[start Input for this task]
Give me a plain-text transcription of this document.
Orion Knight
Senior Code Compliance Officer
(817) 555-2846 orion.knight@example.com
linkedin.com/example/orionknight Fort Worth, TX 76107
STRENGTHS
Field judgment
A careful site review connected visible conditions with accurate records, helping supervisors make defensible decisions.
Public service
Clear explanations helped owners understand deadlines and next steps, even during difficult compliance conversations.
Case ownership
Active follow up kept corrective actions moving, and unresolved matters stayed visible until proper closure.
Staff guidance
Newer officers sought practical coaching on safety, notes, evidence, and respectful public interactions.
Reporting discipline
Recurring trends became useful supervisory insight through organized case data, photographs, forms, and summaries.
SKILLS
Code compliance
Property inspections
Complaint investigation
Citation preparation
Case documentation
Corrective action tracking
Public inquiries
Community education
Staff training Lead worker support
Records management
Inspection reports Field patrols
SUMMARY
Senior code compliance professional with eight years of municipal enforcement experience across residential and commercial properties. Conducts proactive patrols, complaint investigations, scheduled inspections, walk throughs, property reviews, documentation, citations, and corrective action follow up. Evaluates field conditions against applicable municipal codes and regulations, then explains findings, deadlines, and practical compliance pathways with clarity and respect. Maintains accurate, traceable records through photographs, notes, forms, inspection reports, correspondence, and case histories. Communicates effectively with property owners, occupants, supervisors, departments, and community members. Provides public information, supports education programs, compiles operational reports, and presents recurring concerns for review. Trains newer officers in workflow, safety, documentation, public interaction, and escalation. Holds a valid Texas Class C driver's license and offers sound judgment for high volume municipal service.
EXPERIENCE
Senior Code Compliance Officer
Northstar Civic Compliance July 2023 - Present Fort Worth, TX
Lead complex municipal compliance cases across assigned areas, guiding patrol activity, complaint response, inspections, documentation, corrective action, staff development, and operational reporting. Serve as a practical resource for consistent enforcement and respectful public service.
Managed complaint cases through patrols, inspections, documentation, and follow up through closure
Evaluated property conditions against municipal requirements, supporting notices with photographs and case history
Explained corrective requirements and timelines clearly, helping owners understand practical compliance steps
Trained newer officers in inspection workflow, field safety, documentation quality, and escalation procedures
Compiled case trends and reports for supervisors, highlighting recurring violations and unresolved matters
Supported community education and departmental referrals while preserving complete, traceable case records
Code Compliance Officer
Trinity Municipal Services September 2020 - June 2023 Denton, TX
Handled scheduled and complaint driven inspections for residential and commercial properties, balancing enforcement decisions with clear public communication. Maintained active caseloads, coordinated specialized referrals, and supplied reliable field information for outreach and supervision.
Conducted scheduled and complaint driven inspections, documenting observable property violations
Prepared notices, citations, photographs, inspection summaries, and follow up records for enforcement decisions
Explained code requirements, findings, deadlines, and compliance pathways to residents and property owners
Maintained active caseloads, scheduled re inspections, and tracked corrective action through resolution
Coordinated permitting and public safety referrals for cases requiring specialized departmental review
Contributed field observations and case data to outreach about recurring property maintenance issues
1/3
[end Input for this task]
**Given request**
Each line that holds the string "Explained" counts once; give the total and nothing else.

**Output below**
2